What to do :: Return the count of lines that mention "SERFF", with no other words.
══ Material
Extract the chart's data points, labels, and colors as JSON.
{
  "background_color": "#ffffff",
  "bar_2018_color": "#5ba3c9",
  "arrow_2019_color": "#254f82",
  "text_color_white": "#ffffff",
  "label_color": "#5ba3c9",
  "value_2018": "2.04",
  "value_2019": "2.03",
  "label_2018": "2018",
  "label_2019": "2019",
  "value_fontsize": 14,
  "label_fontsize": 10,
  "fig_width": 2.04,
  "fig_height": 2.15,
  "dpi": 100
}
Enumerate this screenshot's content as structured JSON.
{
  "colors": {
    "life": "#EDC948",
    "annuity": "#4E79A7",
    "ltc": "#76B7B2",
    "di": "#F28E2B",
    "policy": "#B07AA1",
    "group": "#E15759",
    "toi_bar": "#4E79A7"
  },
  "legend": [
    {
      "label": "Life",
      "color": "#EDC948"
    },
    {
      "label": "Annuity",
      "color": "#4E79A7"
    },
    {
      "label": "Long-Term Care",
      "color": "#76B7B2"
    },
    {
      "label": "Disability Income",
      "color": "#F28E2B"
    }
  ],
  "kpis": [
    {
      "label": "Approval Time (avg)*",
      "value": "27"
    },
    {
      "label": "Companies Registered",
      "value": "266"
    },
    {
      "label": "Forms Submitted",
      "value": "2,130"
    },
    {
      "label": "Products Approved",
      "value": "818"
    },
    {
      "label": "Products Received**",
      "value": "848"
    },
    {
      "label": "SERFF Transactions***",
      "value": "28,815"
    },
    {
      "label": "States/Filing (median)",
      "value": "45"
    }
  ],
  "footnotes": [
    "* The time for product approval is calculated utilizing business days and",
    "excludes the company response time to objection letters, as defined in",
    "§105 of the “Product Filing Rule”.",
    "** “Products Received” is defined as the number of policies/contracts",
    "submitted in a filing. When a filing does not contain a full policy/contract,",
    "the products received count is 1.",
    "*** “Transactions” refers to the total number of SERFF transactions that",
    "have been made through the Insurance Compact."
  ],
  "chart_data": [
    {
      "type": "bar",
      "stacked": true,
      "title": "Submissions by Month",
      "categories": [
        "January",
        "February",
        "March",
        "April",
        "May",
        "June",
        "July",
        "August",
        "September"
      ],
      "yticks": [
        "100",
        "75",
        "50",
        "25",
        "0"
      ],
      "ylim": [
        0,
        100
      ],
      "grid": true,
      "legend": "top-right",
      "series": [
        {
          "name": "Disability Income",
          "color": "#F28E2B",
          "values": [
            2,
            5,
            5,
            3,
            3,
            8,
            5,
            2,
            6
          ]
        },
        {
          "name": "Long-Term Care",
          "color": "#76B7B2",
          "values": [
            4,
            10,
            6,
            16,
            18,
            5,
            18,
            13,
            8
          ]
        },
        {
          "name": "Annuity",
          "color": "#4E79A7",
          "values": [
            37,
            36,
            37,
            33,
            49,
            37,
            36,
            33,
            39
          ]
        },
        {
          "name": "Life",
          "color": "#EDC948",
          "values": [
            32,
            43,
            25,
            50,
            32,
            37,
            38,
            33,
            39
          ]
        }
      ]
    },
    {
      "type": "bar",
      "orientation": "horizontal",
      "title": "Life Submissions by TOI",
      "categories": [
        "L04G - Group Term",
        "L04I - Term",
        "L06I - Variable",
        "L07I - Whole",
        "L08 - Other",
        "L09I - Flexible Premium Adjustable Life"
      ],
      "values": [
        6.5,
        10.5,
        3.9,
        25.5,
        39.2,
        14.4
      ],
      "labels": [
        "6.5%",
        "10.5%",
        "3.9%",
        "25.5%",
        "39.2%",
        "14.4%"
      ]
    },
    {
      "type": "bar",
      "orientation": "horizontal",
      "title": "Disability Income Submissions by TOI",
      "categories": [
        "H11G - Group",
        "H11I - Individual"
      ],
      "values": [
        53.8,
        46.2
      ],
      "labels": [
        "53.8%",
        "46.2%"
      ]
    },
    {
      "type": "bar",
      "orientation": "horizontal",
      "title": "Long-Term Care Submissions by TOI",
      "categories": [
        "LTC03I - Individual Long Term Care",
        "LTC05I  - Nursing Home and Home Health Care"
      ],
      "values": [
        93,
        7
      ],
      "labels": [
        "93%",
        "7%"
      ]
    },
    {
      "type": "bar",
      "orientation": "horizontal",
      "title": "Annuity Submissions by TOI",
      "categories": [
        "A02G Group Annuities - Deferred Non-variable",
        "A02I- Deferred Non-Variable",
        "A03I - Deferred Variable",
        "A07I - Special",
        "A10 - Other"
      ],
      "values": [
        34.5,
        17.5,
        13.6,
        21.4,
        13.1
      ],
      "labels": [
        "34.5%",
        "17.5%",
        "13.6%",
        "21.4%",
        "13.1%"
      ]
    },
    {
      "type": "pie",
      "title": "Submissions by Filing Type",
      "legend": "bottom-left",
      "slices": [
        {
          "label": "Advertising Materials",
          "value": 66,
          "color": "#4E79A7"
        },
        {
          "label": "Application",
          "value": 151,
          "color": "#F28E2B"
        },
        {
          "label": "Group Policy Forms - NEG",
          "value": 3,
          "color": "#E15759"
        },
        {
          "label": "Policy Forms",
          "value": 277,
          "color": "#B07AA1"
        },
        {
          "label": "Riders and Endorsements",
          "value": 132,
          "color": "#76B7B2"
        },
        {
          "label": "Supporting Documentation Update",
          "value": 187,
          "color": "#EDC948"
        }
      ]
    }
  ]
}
════
Final answer :: 2